Goal » Copy the records below exactly as they are written.

Given records »
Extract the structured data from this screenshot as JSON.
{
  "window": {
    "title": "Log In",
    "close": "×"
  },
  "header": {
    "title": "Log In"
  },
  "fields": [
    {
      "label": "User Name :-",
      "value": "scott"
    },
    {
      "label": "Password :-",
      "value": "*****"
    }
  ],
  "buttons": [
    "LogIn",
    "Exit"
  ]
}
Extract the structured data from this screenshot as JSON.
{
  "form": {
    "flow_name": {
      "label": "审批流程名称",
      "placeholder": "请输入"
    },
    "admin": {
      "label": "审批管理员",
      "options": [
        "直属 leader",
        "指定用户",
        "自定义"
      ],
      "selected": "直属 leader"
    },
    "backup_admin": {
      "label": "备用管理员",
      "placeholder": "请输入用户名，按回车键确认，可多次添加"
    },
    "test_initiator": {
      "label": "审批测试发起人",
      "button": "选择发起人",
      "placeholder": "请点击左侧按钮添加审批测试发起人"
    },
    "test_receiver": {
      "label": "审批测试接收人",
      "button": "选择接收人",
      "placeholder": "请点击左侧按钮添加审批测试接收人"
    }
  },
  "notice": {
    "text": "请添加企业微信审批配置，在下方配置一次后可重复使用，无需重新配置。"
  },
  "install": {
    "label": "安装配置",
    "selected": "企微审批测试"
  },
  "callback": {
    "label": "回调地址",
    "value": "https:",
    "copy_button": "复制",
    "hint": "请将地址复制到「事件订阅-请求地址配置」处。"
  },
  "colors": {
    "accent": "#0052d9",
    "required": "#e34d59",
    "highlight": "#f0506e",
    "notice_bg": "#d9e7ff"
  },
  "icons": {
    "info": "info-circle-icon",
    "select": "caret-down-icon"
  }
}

Solution to this exercise »
Extract the structured data from this screenshot as JSON.
{
  "window": {
    "title": "Log In",
    "close": "×"
  },
  "header": {
    "title": "Log In"
  },
  "fields": [
    {
      "label": "User Name :-",
      "value": "scott"
    },
    {
      "label": "Password :-",
      "value": "*****"
    }
  ],
  "buttons": [
    "LogIn",
    "Exit"
  ]
}
Extract the structured data from this screenshot as JSON.
{
  "form": {
    "flow_name": {
      "label": "审批流程名称",
      "placeholder": "请输入"
    },
    "admin": {
      "label": "审批管理员",
      "options": [
        "直属 leader",
        "指定用户",
        "自定义"
      ],
      "selected": "直属 leader"
    },
    "backup_admin": {
      "label": "备用管理员",
      "placeholder": "请输入用户名，按回车键确认，可多次添加"
    },
    "test_initiator": {
      "label": "审批测试发起人",
      "button": "选择发起人",
      "placeholder": "请点击左侧按钮添加审批测试发起人"
    },
    "test_receiver": {
      "label": "审批测试接收人",
      "button": "选择接收人",
      "placeholder": "请点击左侧按钮添加审批测试接收人"
    }
  },
  "notice": {
    "text": "请添加企业微信审批配置，在下方配置一次后可重复使用，无需重新配置。"
  },
  "install": {
    "label": "安装配置",
    "selected": "企微审批测试"
  },
  "callback": {
    "label": "回调地址",
    "value": "https:",
    "copy_button": "复制",
    "hint": "请将地址复制到「事件订阅-请求地址配置」处。"
  },
  "colors": {
    "accent": "#0052d9",
    "required": "#e34d59",
    "highlight": "#f0506e",
    "notice_bg": "#d9e7ff"
  },
  "icons": {
    "info": "info-circle-icon",
    "select": "caret-down-icon"
  }
}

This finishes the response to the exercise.